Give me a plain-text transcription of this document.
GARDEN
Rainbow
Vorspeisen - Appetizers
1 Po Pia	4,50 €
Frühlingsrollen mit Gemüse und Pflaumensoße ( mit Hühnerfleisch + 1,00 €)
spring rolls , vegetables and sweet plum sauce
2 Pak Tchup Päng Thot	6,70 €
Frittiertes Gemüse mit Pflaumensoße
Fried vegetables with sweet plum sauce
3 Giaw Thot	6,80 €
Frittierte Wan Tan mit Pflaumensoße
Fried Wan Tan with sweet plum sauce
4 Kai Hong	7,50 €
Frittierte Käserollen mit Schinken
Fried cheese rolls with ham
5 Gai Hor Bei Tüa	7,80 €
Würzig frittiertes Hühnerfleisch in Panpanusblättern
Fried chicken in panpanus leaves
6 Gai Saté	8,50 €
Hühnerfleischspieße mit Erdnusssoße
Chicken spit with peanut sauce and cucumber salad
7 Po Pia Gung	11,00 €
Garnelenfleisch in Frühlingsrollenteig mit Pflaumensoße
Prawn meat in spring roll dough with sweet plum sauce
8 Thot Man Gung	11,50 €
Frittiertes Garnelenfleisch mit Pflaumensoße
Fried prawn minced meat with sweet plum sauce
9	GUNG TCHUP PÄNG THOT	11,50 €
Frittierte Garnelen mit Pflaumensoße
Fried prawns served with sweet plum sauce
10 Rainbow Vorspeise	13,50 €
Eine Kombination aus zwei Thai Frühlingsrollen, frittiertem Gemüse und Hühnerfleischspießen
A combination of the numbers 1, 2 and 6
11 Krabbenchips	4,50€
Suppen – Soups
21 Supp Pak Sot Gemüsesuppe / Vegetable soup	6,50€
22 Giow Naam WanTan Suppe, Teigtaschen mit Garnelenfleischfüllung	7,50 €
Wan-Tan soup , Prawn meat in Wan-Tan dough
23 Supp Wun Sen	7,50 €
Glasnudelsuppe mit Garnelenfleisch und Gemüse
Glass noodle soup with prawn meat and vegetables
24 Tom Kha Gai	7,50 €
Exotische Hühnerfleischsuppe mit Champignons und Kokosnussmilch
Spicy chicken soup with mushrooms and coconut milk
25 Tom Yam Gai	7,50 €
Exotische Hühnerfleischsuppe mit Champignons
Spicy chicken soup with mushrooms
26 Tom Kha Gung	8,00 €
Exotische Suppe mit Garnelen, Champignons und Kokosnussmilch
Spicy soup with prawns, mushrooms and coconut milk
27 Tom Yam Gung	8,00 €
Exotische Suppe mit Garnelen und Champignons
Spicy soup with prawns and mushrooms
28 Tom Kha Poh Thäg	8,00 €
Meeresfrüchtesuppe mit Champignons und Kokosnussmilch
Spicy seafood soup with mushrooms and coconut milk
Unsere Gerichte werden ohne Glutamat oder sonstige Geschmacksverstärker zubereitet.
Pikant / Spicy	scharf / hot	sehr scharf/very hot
* * * *
* **Task to complete**
Find every line above that contains the word "spring", and return each one.

* **Exercise result**
spring rolls , vegetables and sweet plum sauce
Prawn meat in spring roll dough with sweet plum sauce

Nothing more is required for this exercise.